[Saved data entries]
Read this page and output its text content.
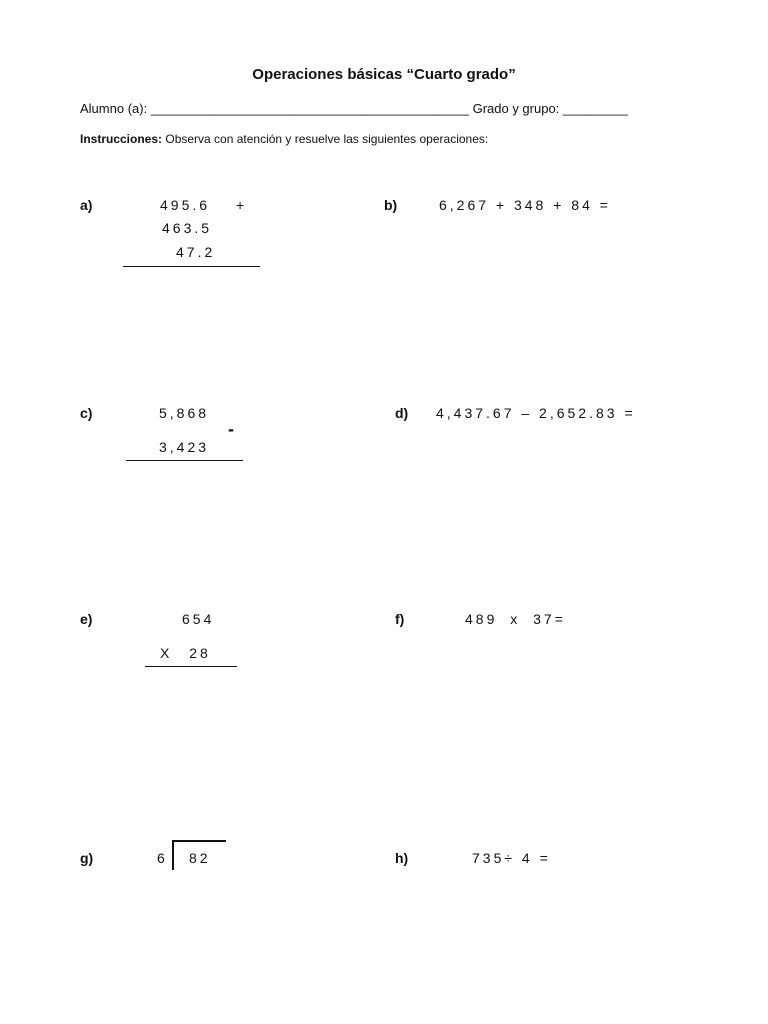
Operaciones básicas “Cuarto grado”
Alumno (a): ____________________________________________ Grado y grupo: _________
Instrucciones: Observa con atención y resuelve las siguientes operaciones:
a)	495.6 +
463.5
47.2
b)	6,267 + 348 + 84 =
c)	5,868
-
3,423
d) 4,437.67 – 2,652.83 =
e)	654
X 28
f)	489 x 37=
g)	6 82	h)	735÷ 4 =
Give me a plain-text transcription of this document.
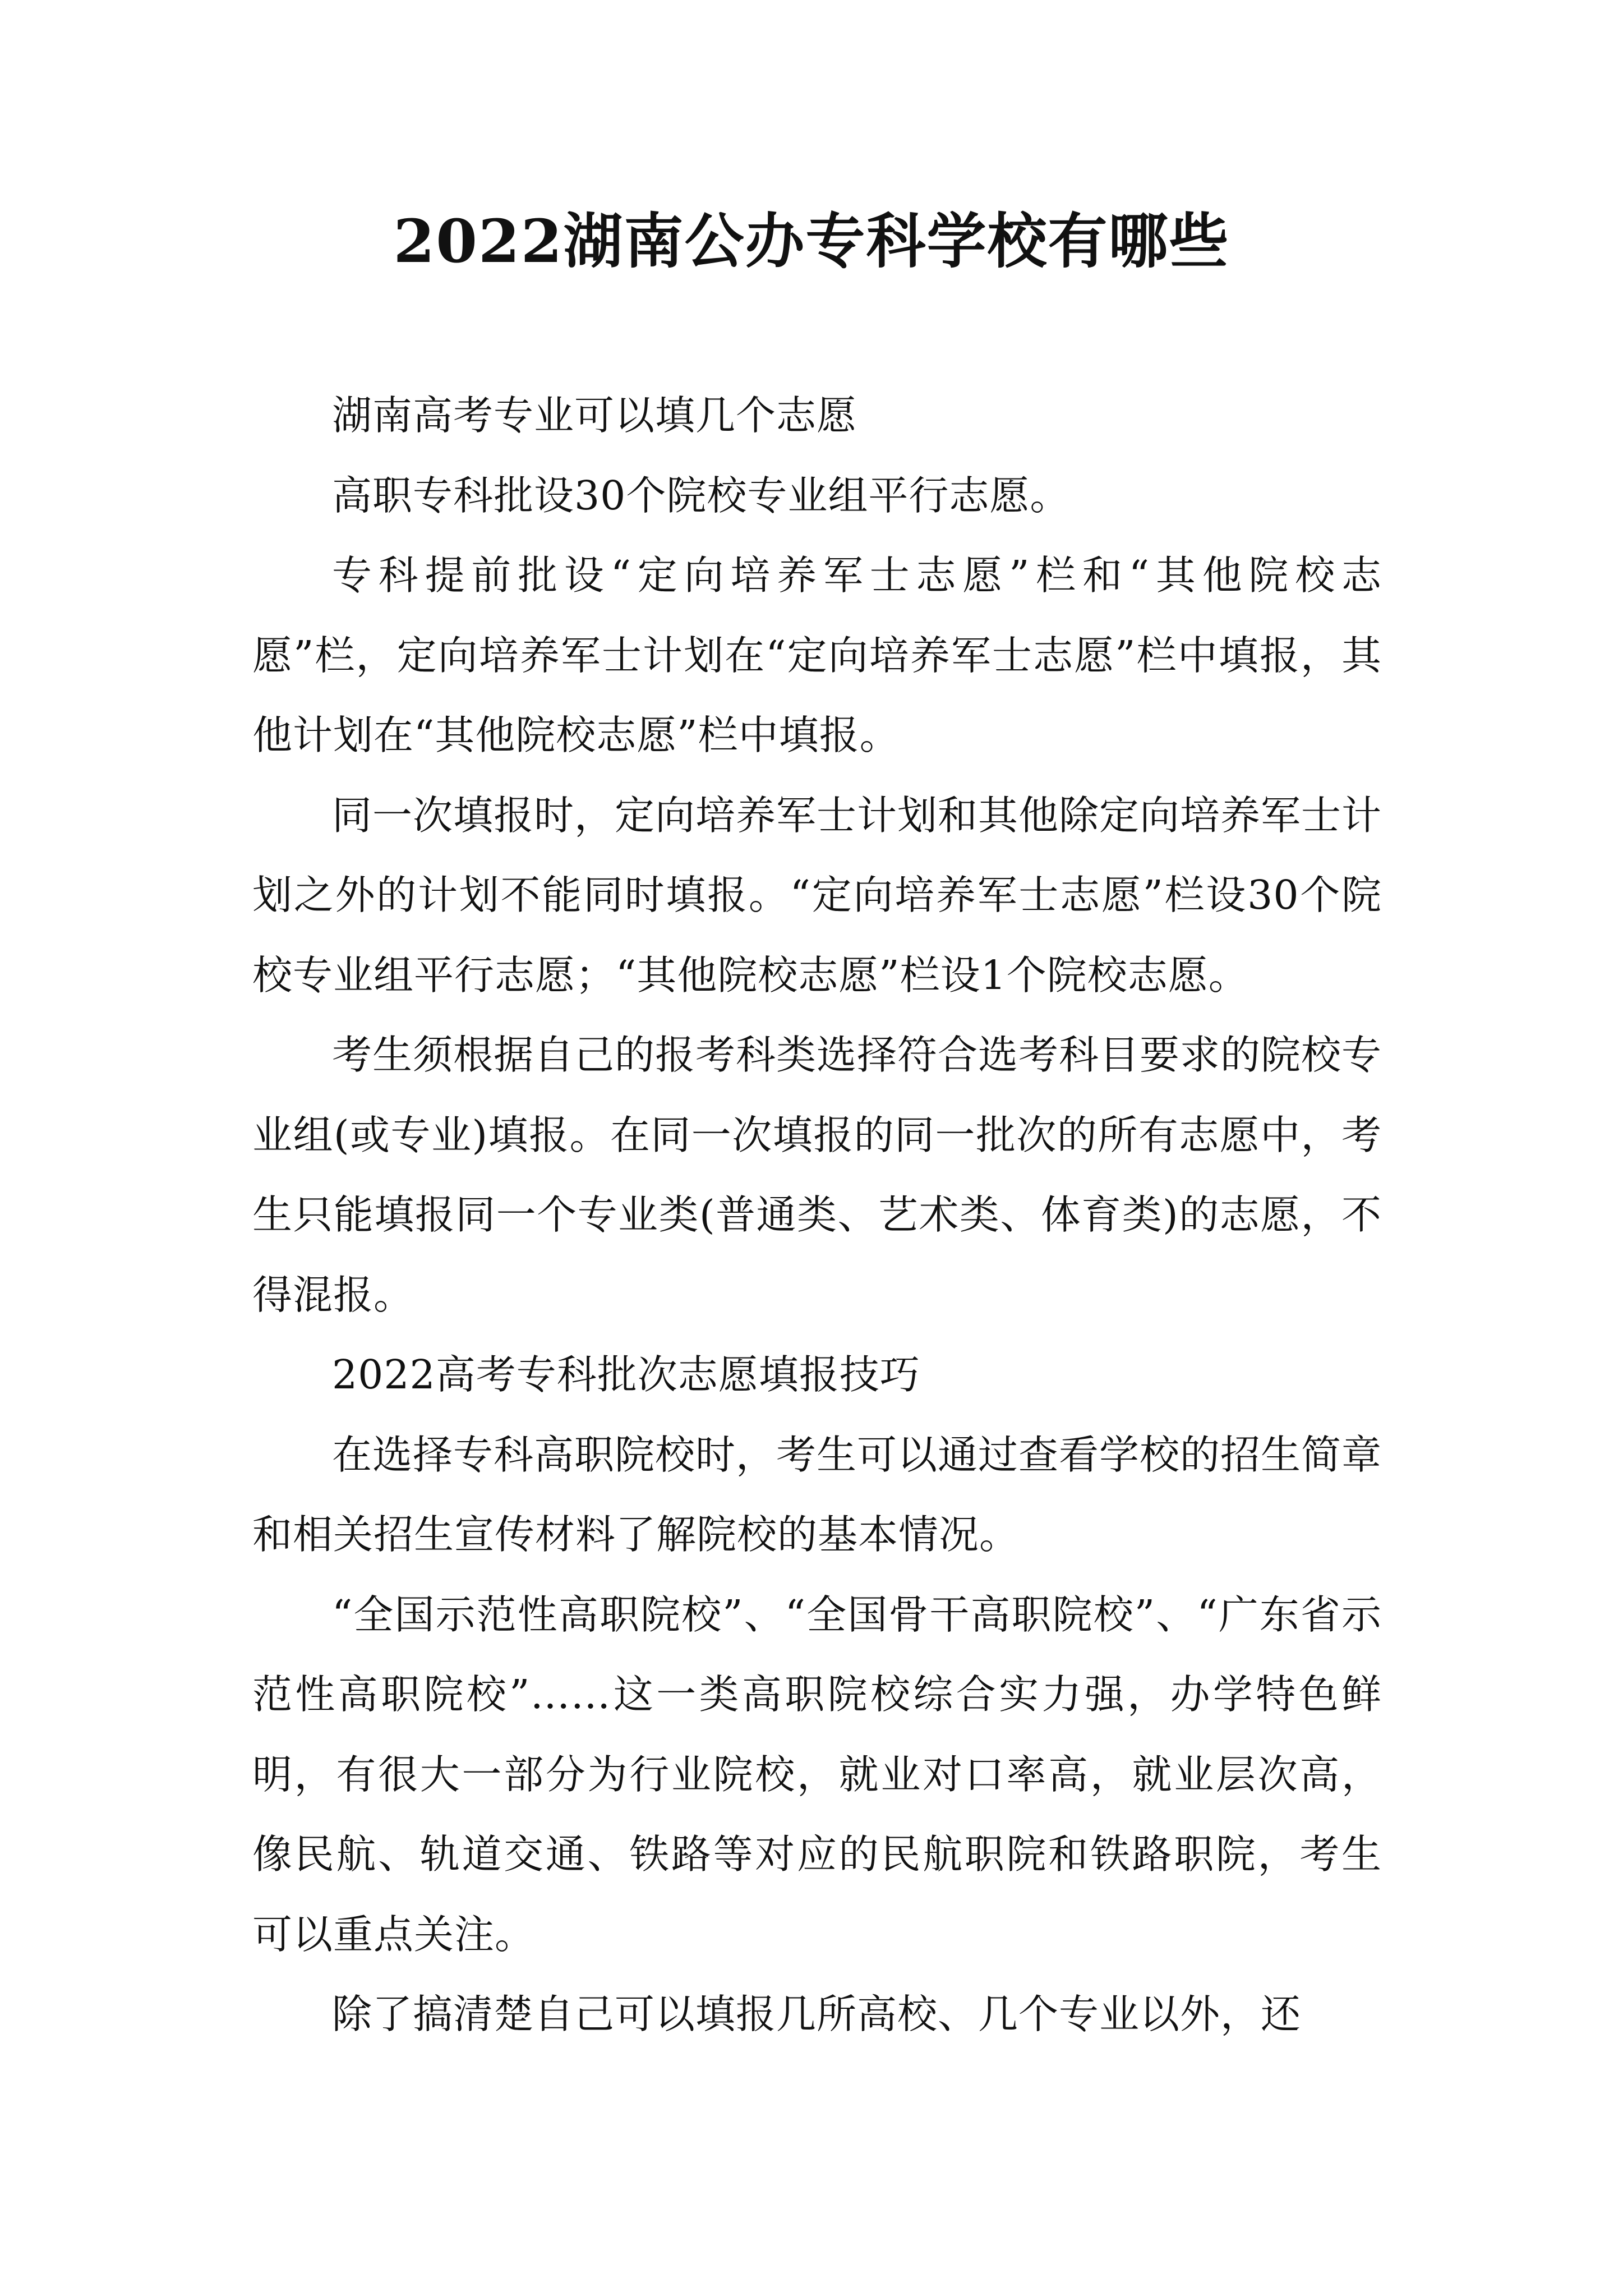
2022湖南公办专科学校有哪些

湖南高考专业可以填几个志愿

高职专科批设30个院校专业组平行志愿。

专科提前批设“定向培养军士志愿”栏和“其他院校志愿”栏，定向培养军士计划在“定向培养军士志愿”栏中填报，其他计划在“其他院校志愿”栏中填报。

同一次填报时，定向培养军士计划和其他除定向培养军士计划之外的计划不能同时填报。“定向培养军士志愿”栏设30个院校专业组平行志愿；“其他院校志愿”栏设1个院校志愿。

考生须根据自己的报考科类选择符合选考科目要求的院校专业组(或专业)填报。在同一次填报的同一批次的所有志愿中，考生只能填报同一个专业类(普通类、艺术类、体育类)的志愿，不得混报。

2022高考专科批次志愿填报技巧

在选择专科高职院校时，考生可以通过查看学校的招生简章和相关招生宣传材料了解院校的基本情况。

“全国示范性高职院校”、“全国骨干高职院校”、“广东省示范性高职院校”……这一类高职院校综合实力强，办学特色鲜明，有很大一部分为行业院校，就业对口率高，就业层次高，像民航、轨道交通、铁路等对应的民航职院和铁路职院，考生可以重点关注。

除了搞清楚自己可以填报几所高校、几个专业以外，还
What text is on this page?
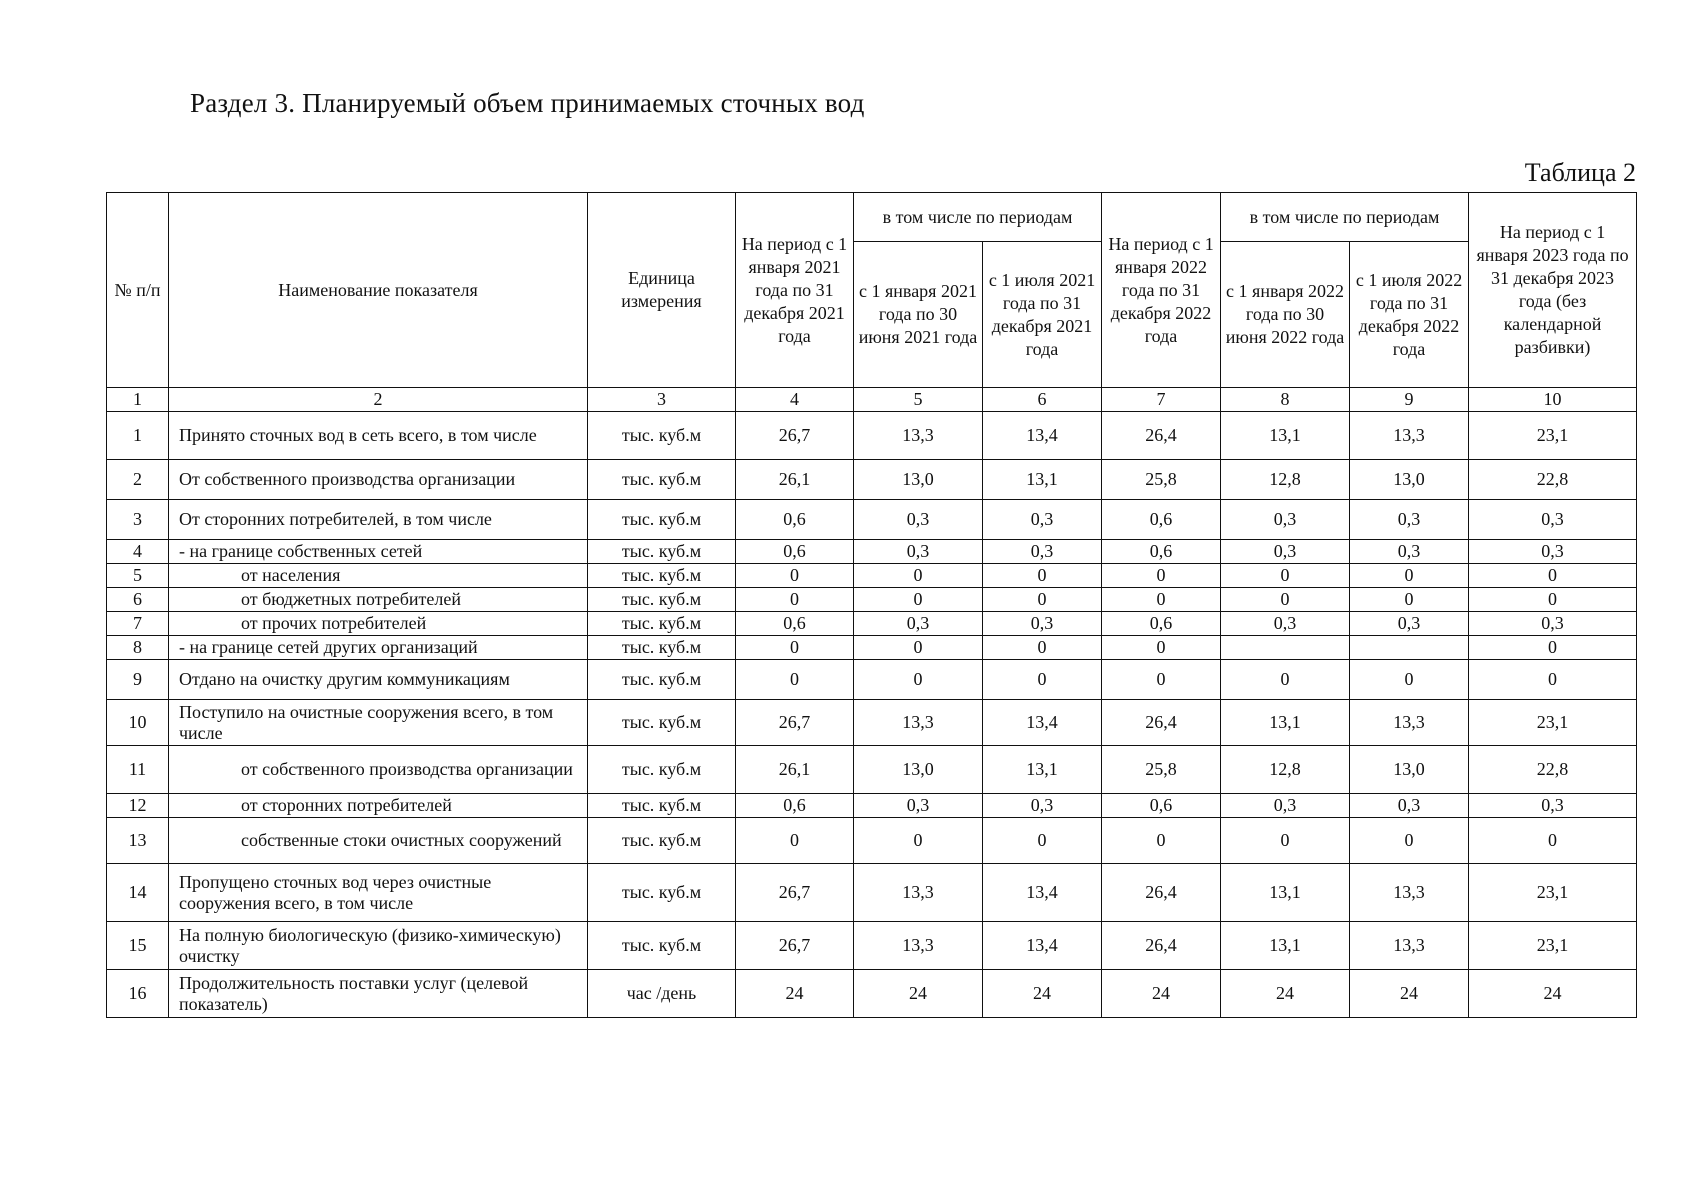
Раздел 3. Планируемый объем принимаемых сточных вод
Таблица 2
№ п/п	Наименование показателя	Единица измерения	На период с 1 января 2021 года по 31 декабря 2021 года	в том числе по периодам		На период с 1 января 2022 года по 31 декабря 2022 года	в том числе по периодам		На период с 1 января 2023 года по 31 декабря 2023 года (без календарной разбивки)
				с 1 января 2021 года по 30 июня 2021 года	с 1 июля 2021 года по 31 декабря 2021 года		с 1 января 2022 года по 30 июня 2022 года	с 1 июля 2022 года по 31 декабря 2022 года	
1	2	3	4	5	6	7	8	9	10
1	Принято сточных вод в сеть всего, в том числе	тыс. куб.м	26,7	13,3	13,4	26,4	13,1	13,3	23,1
2	От собственного производства организации	тыс. куб.м	26,1	13,0	13,1	25,8	12,8	13,0	22,8
3	От сторонних потребителей, в том числе	тыс. куб.м	0,6	0,3	0,3	0,6	0,3	0,3	0,3
4	- на границе собственных сетей	тыс. куб.м	0,6	0,3	0,3	0,6	0,3	0,3	0,3
5	от населения	тыс. куб.м	0	0	0	0	0	0	0
6	от бюджетных потребителей	тыс. куб.м	0	0	0	0	0	0	0
7	от прочих потребителей	тыс. куб.м	0,6	0,3	0,3	0,6	0,3	0,3	0,3
8	- на границе сетей других организаций	тыс. куб.м	0	0	0	0			0
9	Отдано на очистку другим коммуникациям	тыс. куб.м	0	0	0	0	0	0	0
10	Поступило на очистные сооружения всего, в том числе	тыс. куб.м	26,7	13,3	13,4	26,4	13,1	13,3	23,1
11	от собственного производства организации	тыс. куб.м	26,1	13,0	13,1	25,8	12,8	13,0	22,8
12	от сторонних потребителей	тыс. куб.м	0,6	0,3	0,3	0,6	0,3	0,3	0,3
13	собственные стоки очистных сооружений	тыс. куб.м	0	0	0	0	0	0	0
14	Пропущено сточных вод через очистные сооружения всего, в том числе	тыс. куб.м	26,7	13,3	13,4	26,4	13,1	13,3	23,1
15	На полную биологическую (физико-химическую) очистку	тыс. куб.м	26,7	13,3	13,4	26,4	13,1	13,3	23,1
16	Продолжительность поставки услуг (целевой показатель)	час /день	24	24	24	24	24	24	24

# Exercise prompt:
From the records given above, copy all lines containing "границе".

# Expected output:
4	- на границе собственных сетей	тыс. куб.м	0,6	0,3	0,3	0,6	0,3	0,3	0,3
8	- на границе сетей других организаций	тыс. куб.м	0	0	0	0			0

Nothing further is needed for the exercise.